Stored entries:
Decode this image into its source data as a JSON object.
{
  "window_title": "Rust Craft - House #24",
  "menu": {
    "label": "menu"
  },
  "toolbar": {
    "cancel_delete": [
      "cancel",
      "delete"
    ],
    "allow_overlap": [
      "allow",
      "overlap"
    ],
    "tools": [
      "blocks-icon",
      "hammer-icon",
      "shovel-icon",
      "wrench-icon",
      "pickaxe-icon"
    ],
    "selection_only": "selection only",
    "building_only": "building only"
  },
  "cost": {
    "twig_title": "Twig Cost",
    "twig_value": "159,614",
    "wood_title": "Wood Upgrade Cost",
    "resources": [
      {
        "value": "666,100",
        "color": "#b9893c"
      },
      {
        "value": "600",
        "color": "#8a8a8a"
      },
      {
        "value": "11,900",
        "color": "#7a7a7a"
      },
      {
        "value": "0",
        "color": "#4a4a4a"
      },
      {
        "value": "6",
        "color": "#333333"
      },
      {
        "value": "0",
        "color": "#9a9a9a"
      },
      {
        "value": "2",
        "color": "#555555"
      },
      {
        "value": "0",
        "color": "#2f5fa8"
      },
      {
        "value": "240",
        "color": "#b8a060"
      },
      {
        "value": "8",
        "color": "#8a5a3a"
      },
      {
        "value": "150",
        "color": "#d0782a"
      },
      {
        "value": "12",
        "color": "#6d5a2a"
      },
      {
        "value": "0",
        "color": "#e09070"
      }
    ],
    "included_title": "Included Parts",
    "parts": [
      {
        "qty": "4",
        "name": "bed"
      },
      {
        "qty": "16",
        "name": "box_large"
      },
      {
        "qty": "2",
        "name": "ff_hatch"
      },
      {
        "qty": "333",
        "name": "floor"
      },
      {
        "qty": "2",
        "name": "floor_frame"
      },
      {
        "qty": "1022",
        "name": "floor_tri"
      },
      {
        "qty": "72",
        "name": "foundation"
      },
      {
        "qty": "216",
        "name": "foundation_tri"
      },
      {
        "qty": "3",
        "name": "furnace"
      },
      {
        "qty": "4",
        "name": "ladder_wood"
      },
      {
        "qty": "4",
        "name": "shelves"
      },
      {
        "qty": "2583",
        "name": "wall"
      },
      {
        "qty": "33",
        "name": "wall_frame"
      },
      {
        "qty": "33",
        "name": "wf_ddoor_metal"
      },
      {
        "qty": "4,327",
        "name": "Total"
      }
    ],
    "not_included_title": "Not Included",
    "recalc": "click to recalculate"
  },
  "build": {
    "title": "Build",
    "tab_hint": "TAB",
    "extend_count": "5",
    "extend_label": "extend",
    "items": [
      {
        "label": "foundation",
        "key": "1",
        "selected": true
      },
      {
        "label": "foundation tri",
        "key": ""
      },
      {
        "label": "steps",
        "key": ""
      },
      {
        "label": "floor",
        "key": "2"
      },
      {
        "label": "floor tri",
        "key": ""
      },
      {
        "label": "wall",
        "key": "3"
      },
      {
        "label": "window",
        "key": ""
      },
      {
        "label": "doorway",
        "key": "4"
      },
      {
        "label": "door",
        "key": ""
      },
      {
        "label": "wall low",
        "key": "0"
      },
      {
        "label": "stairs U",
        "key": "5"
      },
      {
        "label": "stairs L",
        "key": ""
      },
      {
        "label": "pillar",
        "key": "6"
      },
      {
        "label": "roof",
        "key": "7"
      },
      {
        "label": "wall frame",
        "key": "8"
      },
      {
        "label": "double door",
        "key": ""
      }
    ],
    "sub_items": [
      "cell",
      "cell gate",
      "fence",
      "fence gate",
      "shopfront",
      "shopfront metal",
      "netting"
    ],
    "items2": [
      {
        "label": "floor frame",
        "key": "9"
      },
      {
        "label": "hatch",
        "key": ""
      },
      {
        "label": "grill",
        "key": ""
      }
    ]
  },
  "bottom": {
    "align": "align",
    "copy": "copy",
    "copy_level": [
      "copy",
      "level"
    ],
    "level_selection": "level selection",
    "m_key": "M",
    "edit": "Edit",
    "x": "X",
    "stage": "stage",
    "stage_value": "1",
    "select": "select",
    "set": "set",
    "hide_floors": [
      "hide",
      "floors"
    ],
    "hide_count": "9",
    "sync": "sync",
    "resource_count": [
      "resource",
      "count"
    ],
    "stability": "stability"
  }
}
--
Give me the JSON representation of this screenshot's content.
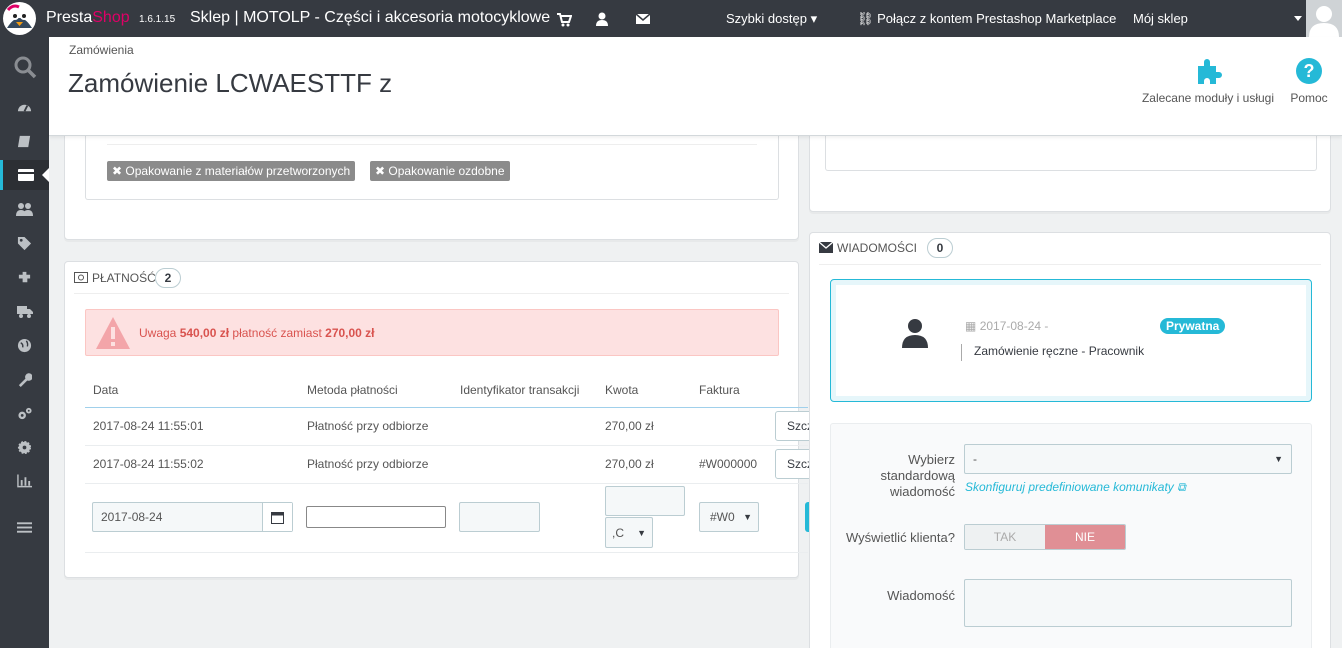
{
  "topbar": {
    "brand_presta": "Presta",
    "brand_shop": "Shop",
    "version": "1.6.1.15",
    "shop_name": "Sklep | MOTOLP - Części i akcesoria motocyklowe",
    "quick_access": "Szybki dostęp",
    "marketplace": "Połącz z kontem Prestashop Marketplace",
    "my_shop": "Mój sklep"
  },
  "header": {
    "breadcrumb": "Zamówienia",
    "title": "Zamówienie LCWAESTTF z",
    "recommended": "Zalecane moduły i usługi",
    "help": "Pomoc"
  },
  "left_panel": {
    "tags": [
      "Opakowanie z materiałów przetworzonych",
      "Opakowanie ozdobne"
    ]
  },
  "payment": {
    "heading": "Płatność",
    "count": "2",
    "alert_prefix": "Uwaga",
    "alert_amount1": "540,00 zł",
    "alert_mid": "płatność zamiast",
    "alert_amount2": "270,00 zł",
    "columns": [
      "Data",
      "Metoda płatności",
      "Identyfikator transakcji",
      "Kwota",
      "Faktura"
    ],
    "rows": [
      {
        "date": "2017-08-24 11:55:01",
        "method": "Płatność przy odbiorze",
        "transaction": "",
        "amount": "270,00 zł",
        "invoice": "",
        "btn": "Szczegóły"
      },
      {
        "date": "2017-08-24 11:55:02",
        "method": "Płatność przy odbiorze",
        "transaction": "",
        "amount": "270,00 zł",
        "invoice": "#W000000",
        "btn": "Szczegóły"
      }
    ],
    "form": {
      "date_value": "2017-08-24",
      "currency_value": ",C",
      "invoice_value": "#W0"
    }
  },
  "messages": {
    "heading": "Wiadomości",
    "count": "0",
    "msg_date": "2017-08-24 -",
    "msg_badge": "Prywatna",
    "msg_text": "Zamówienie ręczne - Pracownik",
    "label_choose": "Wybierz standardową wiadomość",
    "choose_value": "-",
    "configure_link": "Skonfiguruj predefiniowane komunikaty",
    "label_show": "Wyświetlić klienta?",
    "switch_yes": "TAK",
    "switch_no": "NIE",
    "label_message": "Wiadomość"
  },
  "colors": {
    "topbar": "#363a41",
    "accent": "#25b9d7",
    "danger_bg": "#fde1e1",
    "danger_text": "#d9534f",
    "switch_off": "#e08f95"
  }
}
==
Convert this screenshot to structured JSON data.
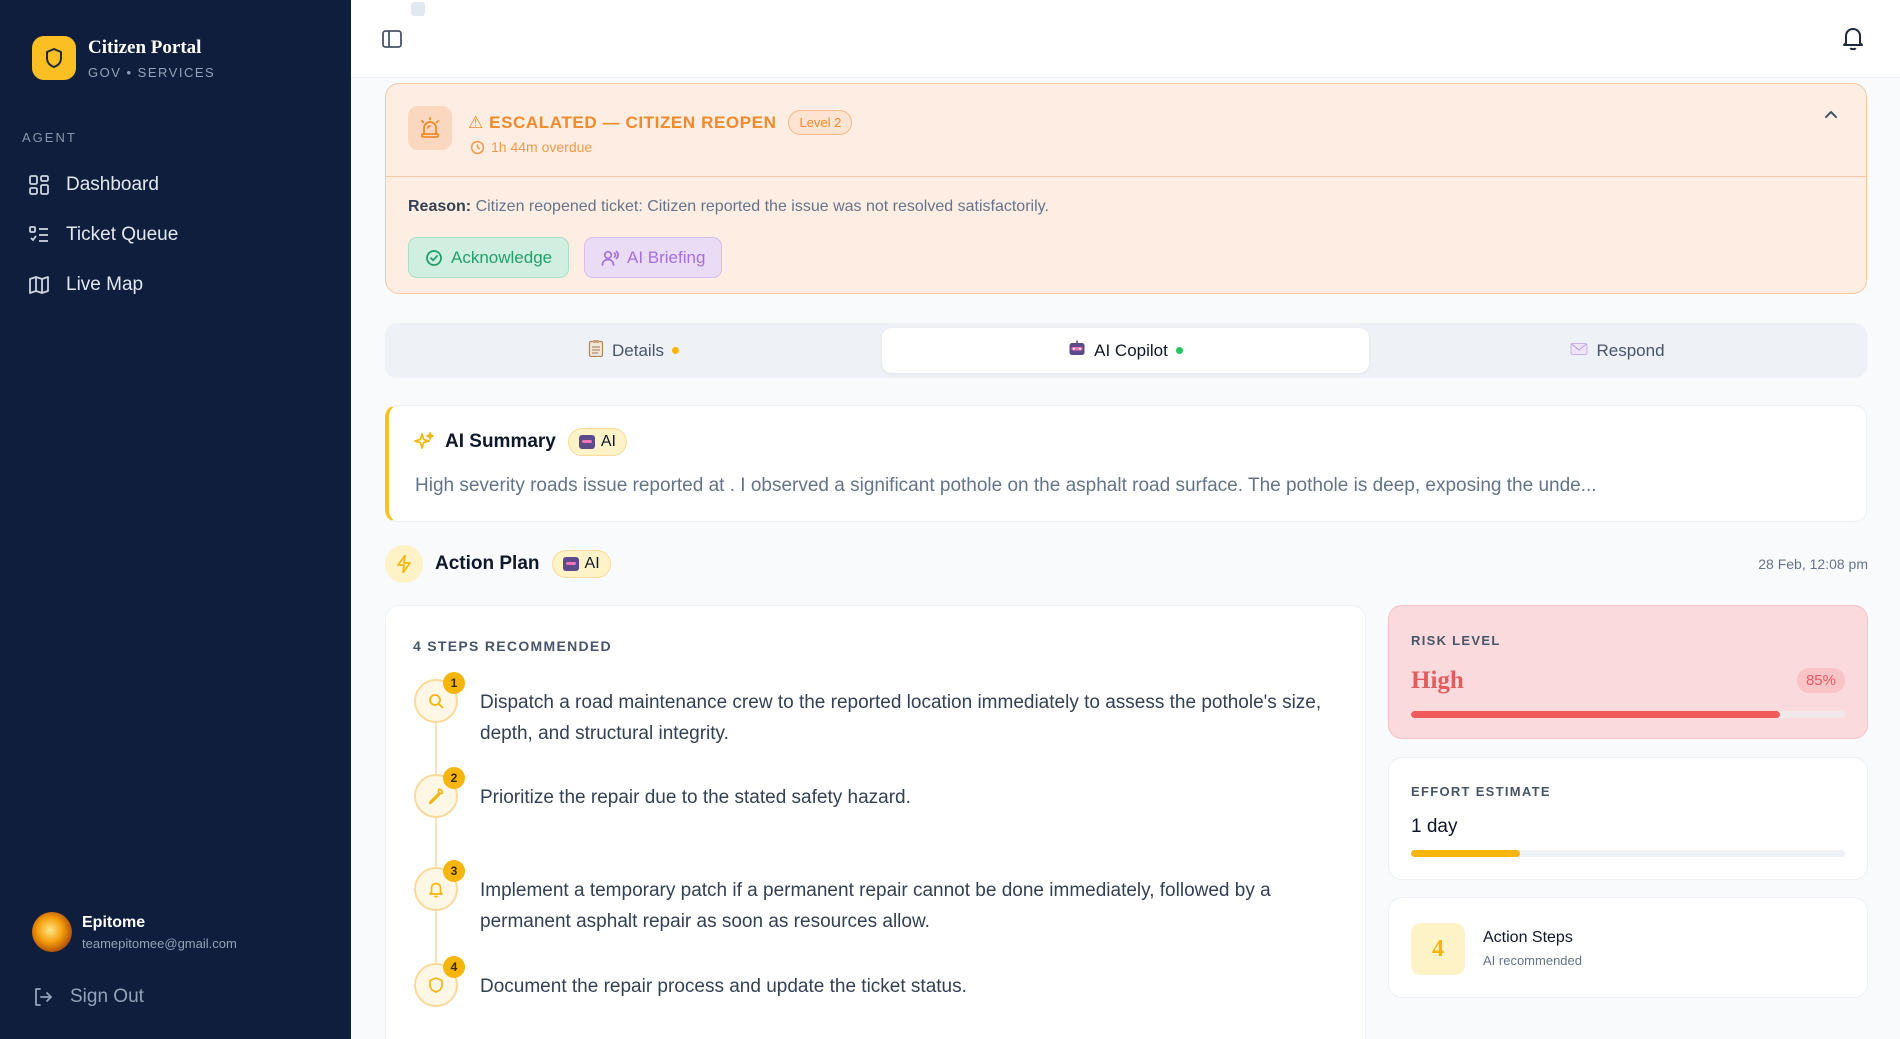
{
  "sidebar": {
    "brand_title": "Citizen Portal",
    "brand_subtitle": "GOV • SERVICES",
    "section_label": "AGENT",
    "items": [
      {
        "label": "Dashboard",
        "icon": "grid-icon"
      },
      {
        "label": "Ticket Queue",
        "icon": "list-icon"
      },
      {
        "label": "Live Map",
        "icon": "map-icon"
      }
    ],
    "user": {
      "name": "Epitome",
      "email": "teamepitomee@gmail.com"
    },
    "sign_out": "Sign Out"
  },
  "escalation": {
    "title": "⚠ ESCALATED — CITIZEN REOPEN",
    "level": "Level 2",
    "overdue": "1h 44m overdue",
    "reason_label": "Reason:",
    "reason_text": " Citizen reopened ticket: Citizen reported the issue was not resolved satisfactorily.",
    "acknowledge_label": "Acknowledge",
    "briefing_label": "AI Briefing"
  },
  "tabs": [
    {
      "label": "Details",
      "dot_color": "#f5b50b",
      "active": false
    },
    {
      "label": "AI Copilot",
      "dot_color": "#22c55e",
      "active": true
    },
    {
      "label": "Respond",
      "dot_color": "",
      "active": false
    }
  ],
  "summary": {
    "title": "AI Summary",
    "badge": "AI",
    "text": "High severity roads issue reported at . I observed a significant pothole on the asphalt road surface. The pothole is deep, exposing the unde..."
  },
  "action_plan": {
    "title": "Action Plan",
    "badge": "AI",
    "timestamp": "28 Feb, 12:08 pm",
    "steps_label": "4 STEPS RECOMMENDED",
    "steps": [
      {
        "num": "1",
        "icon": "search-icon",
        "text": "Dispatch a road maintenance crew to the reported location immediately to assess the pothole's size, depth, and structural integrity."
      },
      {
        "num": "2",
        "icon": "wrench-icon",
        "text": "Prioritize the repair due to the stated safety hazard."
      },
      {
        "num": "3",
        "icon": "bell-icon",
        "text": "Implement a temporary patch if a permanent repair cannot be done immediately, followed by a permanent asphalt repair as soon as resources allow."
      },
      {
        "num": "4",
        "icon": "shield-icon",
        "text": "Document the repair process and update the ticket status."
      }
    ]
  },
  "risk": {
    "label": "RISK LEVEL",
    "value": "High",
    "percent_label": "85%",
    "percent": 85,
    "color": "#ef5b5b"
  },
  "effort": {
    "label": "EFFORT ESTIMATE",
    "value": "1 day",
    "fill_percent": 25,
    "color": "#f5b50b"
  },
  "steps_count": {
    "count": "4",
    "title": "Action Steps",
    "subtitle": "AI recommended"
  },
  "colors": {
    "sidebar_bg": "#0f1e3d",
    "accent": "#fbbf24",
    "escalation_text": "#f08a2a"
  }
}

▸ **THE PROBLEM**
Look through the records above and report how many lines hold the word "Zamówienie", giving only the number.

▸ **RESULT OF THE EXERCISE**
2